GIVEN REQUEST:
Rewrite everything from "Power: A woven" down to "at approximately 600–650g." in the Apple Vision Pro text, swapping "woven cable" for "braided cable".

GIVEN PASSAGE:
** begin **

Apple Vision Pro
Apple Vision Pro is Apple's first spatial computing headset, announced at WWDC in June 2023 and released in the United States on February 2, 2024 at $3,499. It is a video see-through mixed reality device — virtual content composited over a real-time passthrough feed — that operates entirely without controllers, using eye gaze, hand gestures, and voice as its only input modalities.
Hardware
Displays: Two micro-OLED panels deliver a combined 23 million pixels — approximately 4K resolution per eye — at a pixel density high enough that individual pixels are not resolvable at normal viewing distances. The displays are covered by a single continuous curved glass front and driven by a custom display engine that calibrates for each user's prescription via swappable ZEISS optical inserts.1
Processing: Two chips operate in tandem. The M2 chip (Apple's laptop-grade processor) handles application compute, graphics rendering, and the operating system. The purpose-built R1 chip handles all real-time sensor processing: fusing data from 12 cameras, 5 sensors, and 6 microphones to compute head position, hand pose, eye gaze, and passthrough video with a 12ms motion-to-photons latency — below the threshold at which the brain perceives a mismatch between physical head movement and visual feedback.3
Sensors: The sensor suite includes outward-facing cameras for world tracking and hand detection, downward-facing cameras for hand pose refinement, infrared flood illuminators and cameras for eye tracking, a LiDAR scanner for depth, and a TrueDepth camera for face tracking and Persona capture.
Audio: A spatial audio system with head-related transfer functions plays sound that appears to emanate from specific 3D locations in the environment, updating in real time as the user moves.
Power: A woven cable connects to an external battery pack worn on the body, providing approximately 2 hours of untethered operation. The external battery arrangement keeps the headset weight at approximately 600–650g.
Input
Apple Vision Pro has no physical controllers. Input is entirely through:4
Eye tracking: The user looks at an element to target it. The system knows which element the user is looking at from the four NIR eye tracking cameras inside the visor. The gaze signal is never exposed directly to applications — only the resulting interaction event (a tap on the looked-at element) is delivered, preserving user privacy.
Hand gestures: A pinch gesture (thumb and index finger touching) confirms a selection, equivalent to a click. Spread fingers, swipe gestures, and two-handed interactions control scrolling, zooming, and window manipulation. No wrist bands, gloves, or controllers are required — the cameras observe the hands resting naturally on the user's lap or on a surface.

** end **

DATASET EXCERPT:
** begin **

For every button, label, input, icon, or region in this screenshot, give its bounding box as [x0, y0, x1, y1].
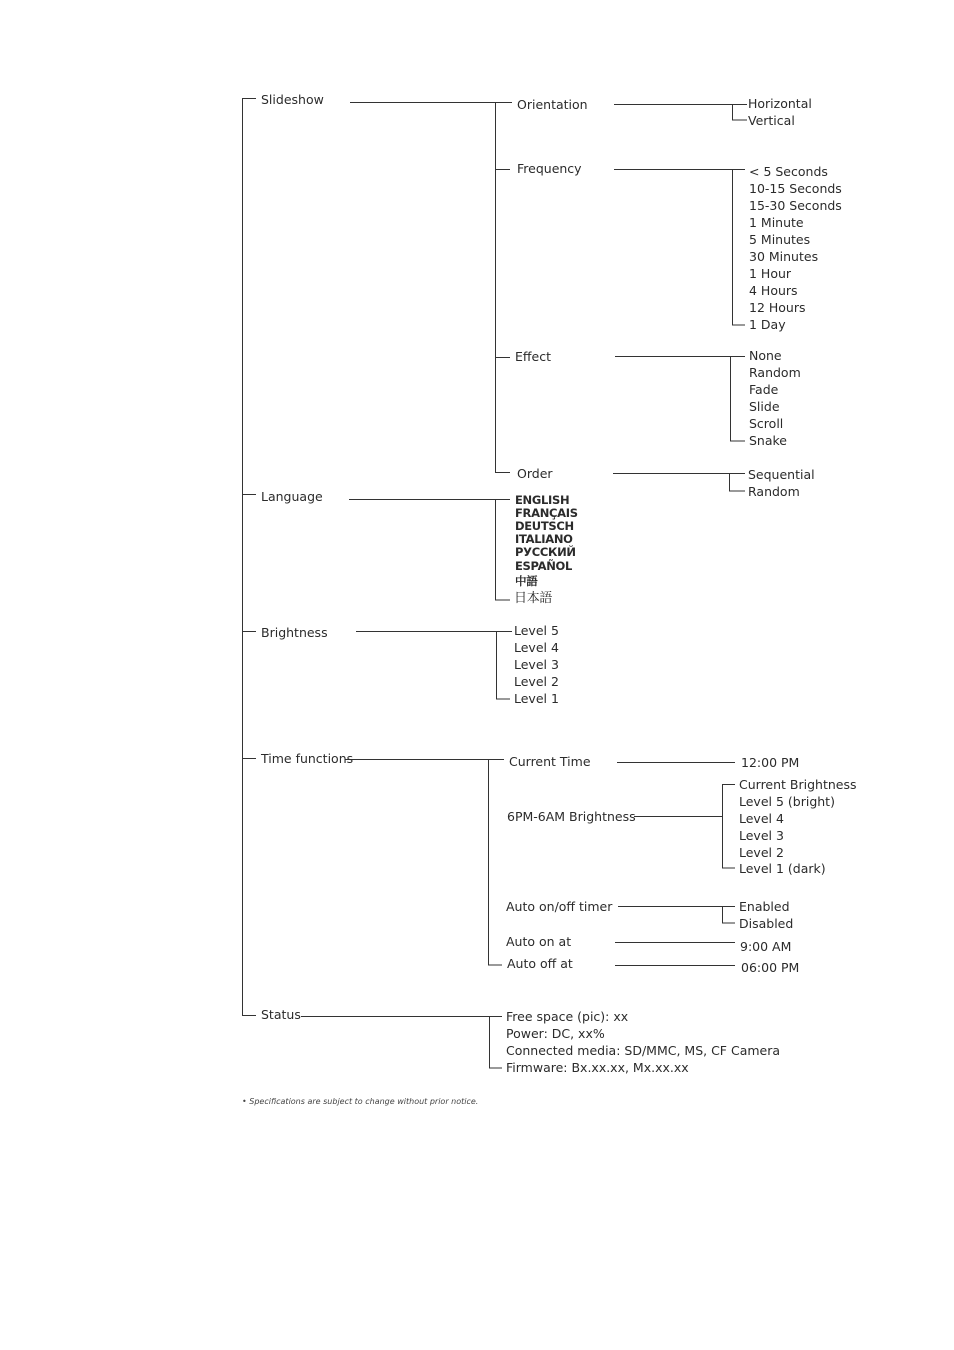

** end **

WRITTEN SOLUTION:
Power: A braided cable connects to an external battery pack worn on the body, providing approximately 2 hours of untethered operation. The external battery arrangement keeps the headset weight at approximately 600–650g.